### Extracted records
╭──
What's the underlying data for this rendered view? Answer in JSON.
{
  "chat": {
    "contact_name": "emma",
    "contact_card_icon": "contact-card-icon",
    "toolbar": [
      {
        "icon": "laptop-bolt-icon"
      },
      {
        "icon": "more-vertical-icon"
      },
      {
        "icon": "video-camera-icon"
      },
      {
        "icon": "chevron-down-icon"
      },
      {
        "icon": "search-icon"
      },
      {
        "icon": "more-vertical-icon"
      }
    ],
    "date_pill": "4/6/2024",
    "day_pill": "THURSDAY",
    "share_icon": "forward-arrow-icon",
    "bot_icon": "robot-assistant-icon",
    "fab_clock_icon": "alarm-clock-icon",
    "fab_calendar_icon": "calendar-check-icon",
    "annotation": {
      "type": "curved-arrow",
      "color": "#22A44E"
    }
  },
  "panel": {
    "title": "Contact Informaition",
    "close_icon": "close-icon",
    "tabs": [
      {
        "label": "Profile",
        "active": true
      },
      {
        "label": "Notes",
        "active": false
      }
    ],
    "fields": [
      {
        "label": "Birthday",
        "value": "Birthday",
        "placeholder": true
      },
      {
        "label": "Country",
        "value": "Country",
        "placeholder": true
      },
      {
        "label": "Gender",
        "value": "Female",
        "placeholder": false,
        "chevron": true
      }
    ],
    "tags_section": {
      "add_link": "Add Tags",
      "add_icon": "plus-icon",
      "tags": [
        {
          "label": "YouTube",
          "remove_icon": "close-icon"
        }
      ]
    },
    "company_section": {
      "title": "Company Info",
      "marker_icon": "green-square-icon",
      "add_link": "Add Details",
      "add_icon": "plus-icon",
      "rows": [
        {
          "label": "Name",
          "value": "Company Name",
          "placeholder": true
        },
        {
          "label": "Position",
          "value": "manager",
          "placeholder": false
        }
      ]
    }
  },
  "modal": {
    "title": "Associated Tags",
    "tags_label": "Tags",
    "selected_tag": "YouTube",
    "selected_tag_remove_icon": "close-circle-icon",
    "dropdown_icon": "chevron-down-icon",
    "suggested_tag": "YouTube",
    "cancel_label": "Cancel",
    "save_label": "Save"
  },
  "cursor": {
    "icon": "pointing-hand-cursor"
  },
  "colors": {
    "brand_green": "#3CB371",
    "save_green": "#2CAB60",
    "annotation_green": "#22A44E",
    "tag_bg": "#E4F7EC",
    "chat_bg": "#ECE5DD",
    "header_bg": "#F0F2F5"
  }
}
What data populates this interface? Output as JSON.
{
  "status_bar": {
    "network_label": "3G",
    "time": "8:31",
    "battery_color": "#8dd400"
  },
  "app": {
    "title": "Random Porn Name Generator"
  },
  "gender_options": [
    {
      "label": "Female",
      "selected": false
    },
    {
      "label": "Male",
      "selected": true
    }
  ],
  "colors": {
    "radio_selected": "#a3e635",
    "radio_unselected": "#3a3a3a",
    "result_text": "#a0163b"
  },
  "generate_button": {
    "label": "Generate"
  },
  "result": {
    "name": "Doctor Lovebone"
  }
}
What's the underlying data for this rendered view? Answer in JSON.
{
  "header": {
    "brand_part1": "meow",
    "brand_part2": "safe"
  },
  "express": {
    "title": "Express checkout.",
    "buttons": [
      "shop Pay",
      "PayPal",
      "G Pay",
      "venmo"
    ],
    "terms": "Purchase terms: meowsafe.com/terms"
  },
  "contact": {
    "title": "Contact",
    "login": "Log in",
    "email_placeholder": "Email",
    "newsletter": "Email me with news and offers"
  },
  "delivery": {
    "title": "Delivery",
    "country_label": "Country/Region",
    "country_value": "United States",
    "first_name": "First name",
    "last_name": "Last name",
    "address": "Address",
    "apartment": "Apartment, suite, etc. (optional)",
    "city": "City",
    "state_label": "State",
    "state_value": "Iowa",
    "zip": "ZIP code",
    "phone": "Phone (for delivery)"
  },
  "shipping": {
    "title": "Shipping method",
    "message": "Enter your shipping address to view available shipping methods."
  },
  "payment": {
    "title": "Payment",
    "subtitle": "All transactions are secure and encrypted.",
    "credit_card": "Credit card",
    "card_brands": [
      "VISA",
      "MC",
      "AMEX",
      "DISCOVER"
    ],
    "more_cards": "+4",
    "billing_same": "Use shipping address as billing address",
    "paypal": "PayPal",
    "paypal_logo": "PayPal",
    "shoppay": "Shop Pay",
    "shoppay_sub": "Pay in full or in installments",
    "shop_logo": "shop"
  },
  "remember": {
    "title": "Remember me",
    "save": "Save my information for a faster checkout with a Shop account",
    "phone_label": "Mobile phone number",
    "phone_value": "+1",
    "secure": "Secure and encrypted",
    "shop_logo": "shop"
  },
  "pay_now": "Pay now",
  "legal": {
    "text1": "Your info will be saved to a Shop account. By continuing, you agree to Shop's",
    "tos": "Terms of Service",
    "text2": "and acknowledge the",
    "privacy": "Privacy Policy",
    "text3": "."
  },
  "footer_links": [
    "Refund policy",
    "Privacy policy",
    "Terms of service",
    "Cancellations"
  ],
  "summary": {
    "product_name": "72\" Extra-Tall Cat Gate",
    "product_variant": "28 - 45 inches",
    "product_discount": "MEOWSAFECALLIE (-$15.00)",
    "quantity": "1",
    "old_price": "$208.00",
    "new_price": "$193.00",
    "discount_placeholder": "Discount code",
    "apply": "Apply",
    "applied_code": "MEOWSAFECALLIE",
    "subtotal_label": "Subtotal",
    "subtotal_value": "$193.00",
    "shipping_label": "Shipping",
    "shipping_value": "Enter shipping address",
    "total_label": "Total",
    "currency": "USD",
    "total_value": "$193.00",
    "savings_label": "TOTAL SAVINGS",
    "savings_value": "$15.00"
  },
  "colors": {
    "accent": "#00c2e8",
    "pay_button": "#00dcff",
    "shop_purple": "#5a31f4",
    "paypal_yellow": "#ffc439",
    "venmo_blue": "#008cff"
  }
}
╰──
### Exercise prompt
Go through the lines above. Select every one that has the string "secure".

### Completed task
    "subtitle": "All transactions are secure and encrypted.",
    "secure": "Secure and encrypted",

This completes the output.